— BEGIN —

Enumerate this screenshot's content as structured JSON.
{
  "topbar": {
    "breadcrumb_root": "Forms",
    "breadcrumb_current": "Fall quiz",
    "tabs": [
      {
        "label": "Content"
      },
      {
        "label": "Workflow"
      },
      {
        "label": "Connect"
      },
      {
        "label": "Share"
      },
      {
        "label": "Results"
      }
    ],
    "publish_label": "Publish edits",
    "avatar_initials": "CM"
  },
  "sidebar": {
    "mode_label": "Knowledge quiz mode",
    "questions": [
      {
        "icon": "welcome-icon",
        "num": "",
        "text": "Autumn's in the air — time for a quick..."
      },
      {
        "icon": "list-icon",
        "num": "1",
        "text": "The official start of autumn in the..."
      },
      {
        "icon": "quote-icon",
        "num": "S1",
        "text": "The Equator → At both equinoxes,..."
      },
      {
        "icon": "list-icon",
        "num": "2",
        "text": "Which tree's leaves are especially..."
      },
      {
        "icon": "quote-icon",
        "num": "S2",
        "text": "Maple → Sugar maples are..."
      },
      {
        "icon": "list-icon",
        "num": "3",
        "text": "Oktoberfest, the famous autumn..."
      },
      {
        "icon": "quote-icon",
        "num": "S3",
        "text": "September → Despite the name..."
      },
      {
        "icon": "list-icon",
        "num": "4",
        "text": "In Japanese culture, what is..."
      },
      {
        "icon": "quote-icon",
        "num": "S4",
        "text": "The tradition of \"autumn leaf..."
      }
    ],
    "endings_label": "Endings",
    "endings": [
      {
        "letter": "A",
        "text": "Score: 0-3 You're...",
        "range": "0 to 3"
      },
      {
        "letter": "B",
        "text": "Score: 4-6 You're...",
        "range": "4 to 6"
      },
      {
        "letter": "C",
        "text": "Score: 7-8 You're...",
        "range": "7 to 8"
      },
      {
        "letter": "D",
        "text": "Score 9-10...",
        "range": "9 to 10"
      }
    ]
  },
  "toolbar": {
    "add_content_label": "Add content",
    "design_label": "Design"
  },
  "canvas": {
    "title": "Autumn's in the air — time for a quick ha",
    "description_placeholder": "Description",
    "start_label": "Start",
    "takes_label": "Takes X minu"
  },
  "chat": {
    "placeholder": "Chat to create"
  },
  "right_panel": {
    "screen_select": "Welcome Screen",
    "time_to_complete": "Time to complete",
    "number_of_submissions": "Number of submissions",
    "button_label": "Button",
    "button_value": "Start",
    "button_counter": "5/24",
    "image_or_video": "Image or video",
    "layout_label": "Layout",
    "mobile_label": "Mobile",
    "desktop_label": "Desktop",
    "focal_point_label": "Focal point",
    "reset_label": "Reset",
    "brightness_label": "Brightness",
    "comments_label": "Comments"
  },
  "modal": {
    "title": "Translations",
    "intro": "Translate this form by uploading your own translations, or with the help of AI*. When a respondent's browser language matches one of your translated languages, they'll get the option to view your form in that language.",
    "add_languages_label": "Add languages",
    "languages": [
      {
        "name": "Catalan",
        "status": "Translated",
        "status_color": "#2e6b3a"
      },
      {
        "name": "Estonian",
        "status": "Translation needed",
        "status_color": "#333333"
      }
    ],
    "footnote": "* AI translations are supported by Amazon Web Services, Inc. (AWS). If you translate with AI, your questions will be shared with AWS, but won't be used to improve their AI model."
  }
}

— END —

JOB>
Using the listing above, state the number of lines that hold "this", with no other text.

RESPONSE TO THE TASK>
2